======== SUPPLIED DATA ========
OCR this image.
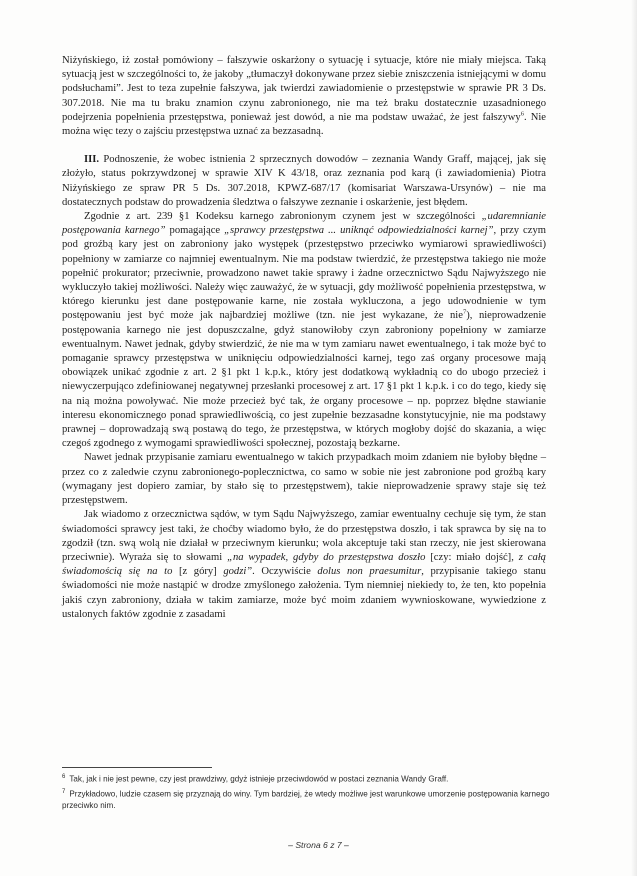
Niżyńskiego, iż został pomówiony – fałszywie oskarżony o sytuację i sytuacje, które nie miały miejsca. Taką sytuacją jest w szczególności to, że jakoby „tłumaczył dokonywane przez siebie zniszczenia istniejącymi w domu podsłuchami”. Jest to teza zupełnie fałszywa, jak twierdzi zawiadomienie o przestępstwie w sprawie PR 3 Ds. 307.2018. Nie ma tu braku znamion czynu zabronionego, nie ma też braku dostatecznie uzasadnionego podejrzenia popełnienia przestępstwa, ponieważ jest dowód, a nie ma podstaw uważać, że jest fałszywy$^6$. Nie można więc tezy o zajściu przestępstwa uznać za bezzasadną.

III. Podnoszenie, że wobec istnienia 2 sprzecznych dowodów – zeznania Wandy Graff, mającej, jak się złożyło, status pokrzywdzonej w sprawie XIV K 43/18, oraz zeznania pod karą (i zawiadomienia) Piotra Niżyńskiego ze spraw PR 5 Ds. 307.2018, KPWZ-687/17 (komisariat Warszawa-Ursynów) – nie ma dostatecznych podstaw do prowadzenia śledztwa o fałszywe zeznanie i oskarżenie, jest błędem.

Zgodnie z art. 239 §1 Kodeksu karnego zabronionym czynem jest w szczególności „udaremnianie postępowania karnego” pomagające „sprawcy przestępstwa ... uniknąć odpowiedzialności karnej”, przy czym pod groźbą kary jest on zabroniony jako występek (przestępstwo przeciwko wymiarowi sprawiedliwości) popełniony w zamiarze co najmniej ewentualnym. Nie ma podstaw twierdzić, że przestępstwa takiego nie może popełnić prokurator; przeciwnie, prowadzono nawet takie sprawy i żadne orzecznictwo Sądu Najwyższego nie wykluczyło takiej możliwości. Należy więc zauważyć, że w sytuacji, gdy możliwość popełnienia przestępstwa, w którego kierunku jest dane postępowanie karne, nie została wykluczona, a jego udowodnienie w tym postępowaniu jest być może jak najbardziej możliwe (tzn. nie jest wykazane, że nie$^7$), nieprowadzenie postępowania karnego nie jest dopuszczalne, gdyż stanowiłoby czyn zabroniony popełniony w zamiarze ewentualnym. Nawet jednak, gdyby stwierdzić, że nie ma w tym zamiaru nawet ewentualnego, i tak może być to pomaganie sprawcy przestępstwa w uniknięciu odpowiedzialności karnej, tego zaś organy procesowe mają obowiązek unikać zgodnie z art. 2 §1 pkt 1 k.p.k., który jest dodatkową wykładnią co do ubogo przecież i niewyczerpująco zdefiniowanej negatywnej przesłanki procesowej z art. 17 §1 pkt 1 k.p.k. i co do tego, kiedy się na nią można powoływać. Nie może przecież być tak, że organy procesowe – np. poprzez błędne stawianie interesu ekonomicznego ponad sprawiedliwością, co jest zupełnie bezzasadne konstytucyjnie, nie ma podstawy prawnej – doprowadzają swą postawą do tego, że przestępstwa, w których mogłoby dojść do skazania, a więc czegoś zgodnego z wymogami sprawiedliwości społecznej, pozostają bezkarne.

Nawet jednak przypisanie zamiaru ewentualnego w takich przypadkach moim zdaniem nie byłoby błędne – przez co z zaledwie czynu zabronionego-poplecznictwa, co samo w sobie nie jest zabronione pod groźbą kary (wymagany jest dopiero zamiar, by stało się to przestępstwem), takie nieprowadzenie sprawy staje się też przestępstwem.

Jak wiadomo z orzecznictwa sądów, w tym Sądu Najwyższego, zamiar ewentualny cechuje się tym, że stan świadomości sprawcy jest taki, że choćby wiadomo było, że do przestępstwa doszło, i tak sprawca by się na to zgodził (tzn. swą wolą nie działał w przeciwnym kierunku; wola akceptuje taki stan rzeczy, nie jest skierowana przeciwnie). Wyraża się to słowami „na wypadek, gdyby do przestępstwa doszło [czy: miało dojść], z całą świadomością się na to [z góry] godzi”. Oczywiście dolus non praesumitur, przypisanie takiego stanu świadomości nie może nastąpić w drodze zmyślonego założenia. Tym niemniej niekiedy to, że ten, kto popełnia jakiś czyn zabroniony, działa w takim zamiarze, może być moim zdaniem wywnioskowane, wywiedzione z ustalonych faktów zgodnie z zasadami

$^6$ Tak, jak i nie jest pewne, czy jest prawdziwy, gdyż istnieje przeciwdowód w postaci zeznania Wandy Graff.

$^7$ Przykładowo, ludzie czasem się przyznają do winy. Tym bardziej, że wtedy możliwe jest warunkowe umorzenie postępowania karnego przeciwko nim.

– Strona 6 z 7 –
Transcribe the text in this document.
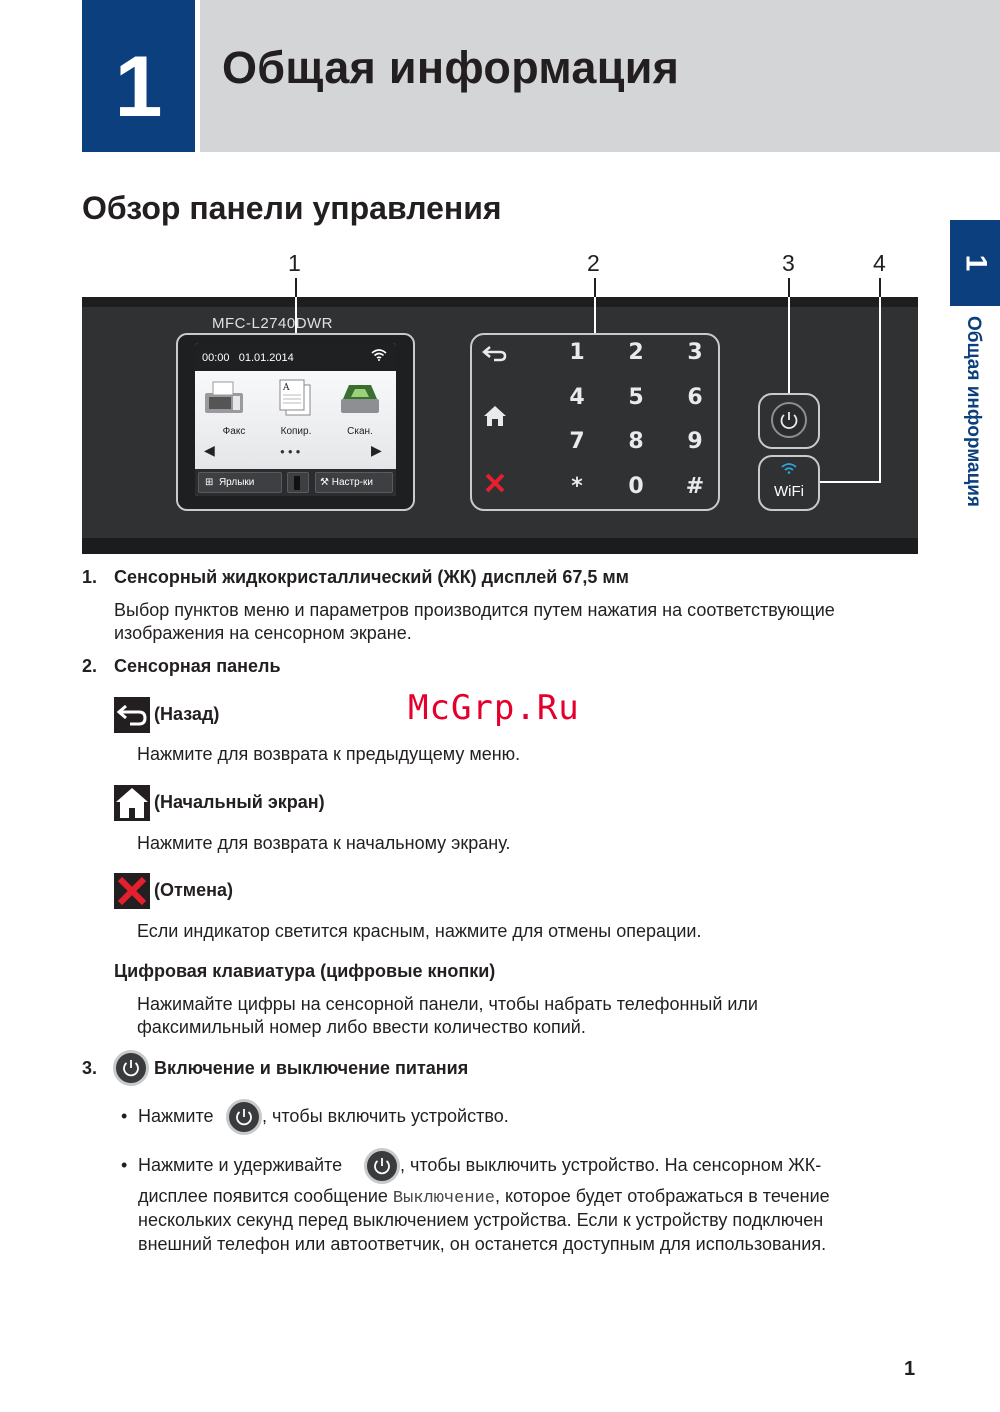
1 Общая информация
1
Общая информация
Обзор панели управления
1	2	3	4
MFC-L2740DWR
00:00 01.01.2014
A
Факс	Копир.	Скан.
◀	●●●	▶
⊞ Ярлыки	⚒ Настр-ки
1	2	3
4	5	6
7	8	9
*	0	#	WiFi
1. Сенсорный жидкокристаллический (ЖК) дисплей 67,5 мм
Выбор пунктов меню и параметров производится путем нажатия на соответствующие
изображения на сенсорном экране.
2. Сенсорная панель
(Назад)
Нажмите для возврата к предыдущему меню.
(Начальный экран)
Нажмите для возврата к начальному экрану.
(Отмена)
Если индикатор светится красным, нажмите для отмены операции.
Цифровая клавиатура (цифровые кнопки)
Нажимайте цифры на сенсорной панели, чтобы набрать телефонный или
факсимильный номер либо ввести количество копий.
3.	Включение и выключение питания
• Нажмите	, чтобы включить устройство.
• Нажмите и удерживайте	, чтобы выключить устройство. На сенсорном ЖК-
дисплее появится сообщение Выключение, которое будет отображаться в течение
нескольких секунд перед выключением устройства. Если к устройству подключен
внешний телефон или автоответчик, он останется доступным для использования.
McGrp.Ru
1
========
Where a line above includes "панели", copy that line.

Обзор панели управления
Нажимайте цифры на сенсорной панели, чтобы набрать телефонный или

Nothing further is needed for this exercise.